/---

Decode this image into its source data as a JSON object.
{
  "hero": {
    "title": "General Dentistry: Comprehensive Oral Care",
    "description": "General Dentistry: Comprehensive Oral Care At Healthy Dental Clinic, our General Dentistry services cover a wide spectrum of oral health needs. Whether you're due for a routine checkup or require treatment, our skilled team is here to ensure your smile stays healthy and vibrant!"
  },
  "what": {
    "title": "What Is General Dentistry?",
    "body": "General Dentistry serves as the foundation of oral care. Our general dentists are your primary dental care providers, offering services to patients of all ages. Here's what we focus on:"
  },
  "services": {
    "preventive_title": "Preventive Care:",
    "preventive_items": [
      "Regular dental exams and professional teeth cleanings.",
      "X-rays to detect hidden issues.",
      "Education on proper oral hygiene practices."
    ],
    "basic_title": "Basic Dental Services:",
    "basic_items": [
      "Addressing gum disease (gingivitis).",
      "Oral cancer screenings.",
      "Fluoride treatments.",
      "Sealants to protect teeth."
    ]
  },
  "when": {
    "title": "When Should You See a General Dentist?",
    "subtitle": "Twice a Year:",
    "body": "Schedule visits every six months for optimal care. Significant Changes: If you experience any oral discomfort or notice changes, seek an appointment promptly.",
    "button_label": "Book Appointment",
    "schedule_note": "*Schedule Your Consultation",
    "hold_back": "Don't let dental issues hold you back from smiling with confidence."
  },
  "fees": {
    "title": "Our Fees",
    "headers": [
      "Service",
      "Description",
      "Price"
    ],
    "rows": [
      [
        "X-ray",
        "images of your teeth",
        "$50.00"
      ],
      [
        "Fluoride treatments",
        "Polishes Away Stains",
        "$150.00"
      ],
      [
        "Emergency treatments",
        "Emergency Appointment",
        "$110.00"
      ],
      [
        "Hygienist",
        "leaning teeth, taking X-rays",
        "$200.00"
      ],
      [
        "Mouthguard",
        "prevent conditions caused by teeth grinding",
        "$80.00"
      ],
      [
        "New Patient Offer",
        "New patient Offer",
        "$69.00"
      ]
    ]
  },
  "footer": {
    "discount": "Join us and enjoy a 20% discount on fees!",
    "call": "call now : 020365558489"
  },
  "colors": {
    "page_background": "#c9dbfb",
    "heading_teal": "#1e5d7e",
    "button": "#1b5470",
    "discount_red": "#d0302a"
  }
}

\---

Those lines above that contain the string "Schedule" should be returned.

◆ **SOLUTION FOR THIS TASK**:
    "body": "Schedule visits every six months for optimal care. Significant Changes: If you experience any oral discomfort or notice changes, seek an appointment promptly.",
    "schedule_note": "*Schedule Your Consultation",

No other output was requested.